WHAT IS BEING ASKED:
Which lines hold the word "left"? Copy each of them.

DATA FOR THE TASK:
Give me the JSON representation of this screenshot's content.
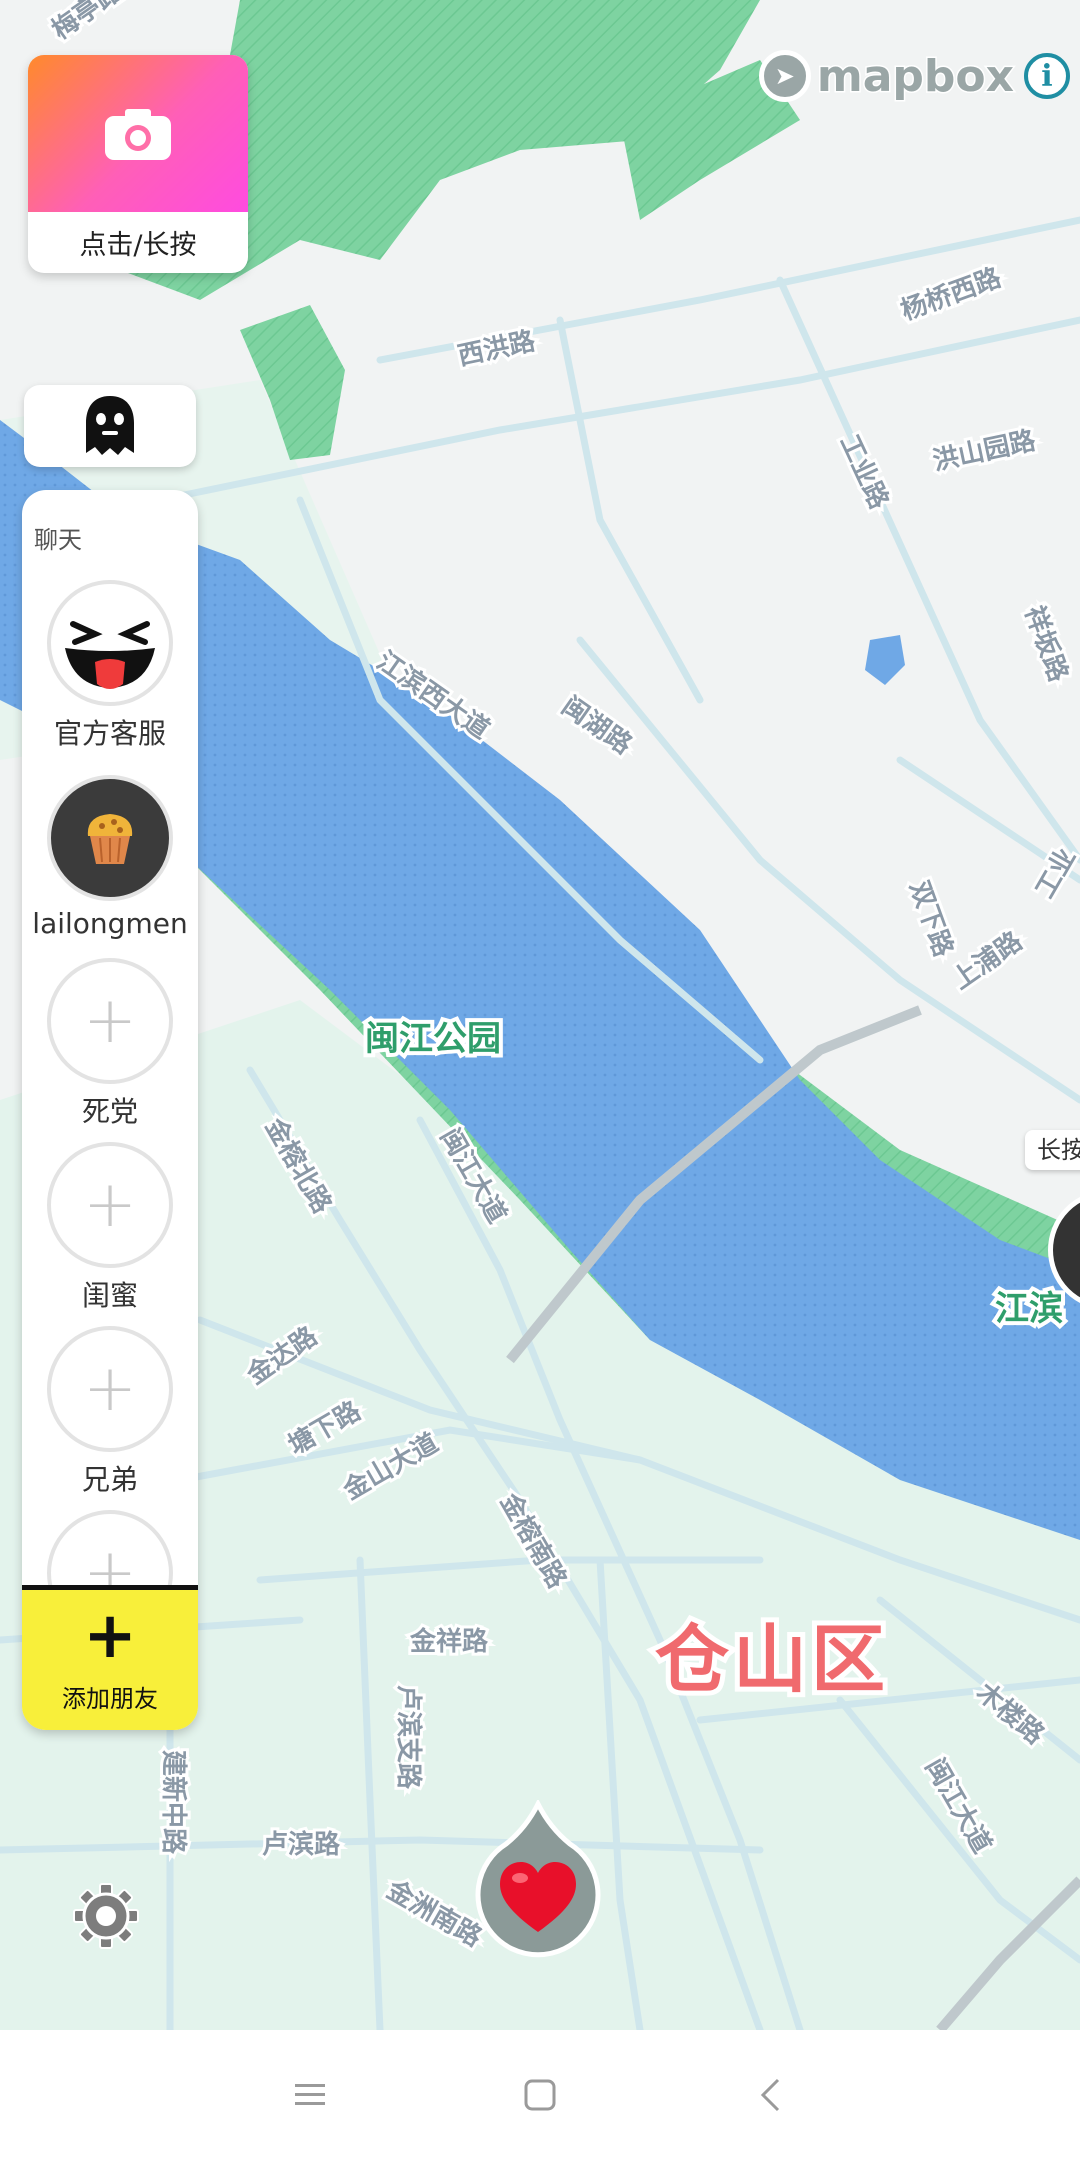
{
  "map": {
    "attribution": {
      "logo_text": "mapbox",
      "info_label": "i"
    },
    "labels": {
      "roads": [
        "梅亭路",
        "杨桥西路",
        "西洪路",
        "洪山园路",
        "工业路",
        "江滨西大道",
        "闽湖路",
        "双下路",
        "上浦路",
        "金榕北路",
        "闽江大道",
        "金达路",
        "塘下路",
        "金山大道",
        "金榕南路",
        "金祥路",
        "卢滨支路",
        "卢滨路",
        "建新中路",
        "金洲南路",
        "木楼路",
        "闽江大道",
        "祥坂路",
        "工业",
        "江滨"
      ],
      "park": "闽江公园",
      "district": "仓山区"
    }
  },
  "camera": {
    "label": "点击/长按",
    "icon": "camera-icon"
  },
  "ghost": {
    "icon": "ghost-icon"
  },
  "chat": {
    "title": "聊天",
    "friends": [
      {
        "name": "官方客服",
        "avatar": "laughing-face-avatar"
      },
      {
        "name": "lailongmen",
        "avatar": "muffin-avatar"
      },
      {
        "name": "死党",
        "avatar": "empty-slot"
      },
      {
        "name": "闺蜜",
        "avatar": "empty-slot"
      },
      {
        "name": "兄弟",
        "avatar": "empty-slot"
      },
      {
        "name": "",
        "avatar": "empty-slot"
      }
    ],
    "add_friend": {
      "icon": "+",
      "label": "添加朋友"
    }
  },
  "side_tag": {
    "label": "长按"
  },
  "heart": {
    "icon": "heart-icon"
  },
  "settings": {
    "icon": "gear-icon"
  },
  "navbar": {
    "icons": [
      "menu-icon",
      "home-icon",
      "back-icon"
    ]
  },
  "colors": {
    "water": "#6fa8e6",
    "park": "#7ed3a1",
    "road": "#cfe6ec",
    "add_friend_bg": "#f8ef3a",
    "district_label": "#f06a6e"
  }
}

* * *

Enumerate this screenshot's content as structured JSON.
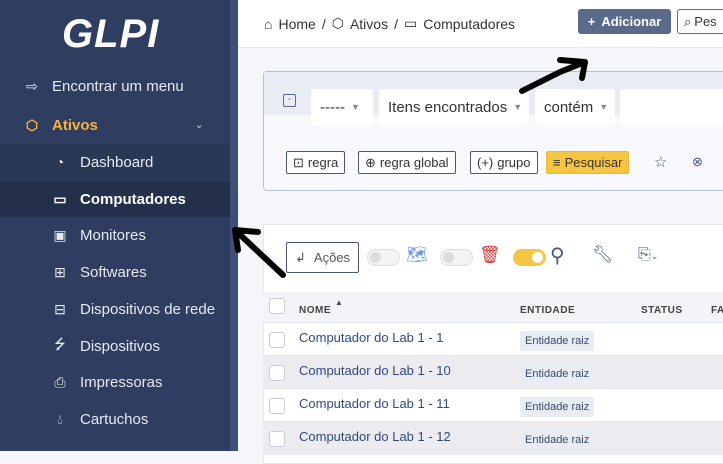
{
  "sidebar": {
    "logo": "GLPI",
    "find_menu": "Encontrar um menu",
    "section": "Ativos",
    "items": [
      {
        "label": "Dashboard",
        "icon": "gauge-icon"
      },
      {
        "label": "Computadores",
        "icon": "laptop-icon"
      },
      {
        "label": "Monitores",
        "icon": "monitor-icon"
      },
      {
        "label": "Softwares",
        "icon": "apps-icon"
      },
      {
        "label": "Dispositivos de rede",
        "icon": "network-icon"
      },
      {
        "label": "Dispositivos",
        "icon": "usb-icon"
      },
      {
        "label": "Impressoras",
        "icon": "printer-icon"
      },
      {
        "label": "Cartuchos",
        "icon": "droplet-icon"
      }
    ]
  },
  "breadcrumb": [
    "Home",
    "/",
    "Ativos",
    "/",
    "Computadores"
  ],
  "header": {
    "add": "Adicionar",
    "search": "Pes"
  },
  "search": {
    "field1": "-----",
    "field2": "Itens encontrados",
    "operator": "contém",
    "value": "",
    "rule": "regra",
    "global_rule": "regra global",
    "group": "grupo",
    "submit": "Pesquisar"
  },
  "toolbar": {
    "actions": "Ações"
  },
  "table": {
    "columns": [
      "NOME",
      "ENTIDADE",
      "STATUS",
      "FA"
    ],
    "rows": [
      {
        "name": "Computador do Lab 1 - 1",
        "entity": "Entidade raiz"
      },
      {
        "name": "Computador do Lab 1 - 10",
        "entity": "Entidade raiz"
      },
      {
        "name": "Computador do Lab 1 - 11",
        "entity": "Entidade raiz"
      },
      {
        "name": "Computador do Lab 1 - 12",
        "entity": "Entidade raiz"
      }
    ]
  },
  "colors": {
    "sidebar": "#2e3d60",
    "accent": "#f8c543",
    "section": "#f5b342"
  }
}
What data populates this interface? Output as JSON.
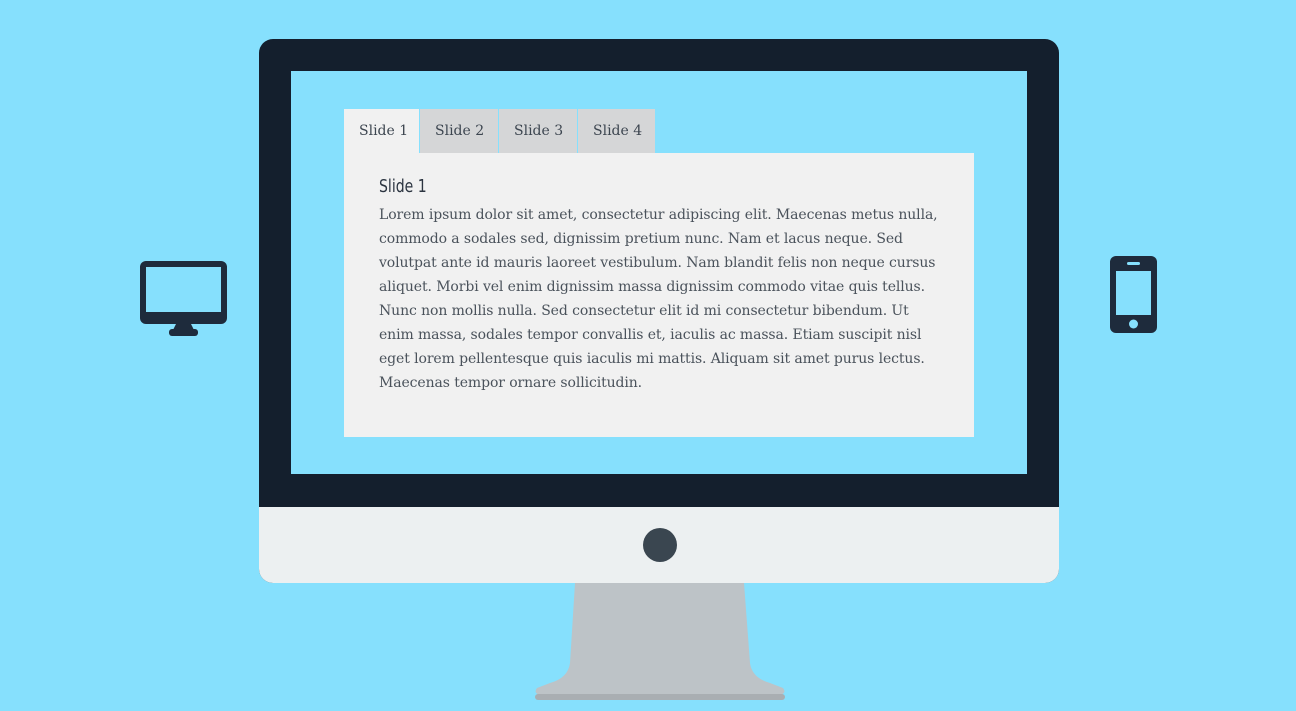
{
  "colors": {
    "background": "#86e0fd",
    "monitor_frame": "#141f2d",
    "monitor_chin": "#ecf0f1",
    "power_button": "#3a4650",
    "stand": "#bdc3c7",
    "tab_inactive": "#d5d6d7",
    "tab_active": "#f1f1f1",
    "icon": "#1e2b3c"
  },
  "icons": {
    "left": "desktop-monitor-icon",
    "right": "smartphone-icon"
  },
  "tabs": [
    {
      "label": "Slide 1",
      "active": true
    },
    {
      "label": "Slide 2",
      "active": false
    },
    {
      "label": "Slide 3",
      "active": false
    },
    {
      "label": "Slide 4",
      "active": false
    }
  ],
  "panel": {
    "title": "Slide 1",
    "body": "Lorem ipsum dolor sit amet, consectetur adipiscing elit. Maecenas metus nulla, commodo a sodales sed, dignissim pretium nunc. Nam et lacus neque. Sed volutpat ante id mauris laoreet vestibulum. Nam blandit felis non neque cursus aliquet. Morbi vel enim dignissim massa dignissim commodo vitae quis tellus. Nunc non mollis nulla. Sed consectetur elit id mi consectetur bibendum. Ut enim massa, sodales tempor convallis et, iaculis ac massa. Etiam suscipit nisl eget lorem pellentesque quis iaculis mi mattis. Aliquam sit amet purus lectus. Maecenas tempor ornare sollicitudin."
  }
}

---

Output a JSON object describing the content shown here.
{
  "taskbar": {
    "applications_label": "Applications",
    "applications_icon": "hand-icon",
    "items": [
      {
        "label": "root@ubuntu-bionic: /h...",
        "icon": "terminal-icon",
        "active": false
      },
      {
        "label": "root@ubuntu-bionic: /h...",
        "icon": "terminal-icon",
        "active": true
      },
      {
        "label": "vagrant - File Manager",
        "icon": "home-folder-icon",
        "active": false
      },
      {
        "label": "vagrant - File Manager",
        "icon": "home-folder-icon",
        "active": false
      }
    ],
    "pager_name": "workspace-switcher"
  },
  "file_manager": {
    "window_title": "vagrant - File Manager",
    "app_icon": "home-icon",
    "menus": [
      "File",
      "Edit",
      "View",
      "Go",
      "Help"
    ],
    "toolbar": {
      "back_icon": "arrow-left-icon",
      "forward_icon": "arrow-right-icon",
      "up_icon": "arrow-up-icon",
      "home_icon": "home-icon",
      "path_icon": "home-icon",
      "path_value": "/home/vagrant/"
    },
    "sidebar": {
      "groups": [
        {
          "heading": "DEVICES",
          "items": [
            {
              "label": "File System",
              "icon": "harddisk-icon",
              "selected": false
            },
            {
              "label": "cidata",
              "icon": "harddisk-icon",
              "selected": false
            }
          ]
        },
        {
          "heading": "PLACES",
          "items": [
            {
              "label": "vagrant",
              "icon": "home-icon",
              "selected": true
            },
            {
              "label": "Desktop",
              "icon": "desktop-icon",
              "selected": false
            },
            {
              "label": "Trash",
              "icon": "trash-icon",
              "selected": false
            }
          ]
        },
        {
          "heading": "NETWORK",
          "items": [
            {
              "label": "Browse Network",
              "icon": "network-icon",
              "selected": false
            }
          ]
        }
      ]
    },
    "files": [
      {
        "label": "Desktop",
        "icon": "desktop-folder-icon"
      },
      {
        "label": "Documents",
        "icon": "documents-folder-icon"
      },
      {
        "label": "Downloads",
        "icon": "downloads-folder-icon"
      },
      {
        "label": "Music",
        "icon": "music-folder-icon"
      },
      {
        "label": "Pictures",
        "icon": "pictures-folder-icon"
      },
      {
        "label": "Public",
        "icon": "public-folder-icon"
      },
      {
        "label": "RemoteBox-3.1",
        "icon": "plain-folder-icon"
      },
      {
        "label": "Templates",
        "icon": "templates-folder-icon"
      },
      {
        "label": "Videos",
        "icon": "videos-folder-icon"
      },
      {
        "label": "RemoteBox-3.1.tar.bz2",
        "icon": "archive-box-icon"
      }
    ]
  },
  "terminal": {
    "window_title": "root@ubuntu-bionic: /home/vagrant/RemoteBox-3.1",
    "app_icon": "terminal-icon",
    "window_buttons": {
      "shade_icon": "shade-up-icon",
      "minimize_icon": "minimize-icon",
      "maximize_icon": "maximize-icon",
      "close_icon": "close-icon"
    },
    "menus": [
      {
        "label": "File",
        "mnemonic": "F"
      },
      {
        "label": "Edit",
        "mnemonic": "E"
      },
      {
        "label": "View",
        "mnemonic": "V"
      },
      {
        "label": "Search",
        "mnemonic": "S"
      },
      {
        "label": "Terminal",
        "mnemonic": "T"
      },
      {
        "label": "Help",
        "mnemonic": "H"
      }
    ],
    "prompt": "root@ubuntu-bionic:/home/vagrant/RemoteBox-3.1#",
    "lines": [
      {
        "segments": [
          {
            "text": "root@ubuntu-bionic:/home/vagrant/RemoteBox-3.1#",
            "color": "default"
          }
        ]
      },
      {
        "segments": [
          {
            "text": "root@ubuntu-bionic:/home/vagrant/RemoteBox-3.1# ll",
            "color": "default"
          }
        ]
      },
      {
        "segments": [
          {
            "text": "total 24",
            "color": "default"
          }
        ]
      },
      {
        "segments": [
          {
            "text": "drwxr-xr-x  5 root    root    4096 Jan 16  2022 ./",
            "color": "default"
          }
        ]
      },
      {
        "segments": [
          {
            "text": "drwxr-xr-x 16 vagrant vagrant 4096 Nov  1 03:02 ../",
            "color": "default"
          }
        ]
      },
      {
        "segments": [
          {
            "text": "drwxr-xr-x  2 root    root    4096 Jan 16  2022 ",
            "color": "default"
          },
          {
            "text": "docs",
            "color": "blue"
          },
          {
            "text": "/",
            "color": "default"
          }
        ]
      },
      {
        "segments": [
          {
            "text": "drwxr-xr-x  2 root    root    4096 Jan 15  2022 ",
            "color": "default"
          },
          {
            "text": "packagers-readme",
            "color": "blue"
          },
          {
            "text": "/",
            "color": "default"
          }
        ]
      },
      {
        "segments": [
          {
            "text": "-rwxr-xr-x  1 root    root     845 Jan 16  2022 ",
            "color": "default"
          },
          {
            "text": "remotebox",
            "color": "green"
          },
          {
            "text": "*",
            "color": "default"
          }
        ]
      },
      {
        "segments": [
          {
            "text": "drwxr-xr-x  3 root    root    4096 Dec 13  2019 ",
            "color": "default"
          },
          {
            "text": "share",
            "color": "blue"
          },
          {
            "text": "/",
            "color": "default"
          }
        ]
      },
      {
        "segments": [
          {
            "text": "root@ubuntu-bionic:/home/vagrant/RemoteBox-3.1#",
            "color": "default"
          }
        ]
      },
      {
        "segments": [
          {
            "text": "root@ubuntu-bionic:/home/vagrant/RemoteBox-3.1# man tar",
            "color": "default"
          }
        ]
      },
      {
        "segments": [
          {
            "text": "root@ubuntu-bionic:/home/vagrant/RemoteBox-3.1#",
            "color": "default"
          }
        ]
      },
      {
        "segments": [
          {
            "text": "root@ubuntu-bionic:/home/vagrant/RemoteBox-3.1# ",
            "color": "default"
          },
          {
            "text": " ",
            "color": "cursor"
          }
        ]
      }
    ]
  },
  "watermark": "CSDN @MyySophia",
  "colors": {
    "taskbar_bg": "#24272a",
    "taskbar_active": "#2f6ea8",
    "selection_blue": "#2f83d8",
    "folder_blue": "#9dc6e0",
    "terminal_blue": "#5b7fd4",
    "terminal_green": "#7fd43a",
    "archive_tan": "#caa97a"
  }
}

FULL SOLUTION:
    "left": "desktop-monitor-icon",
      "back_icon": "arrow-left-icon",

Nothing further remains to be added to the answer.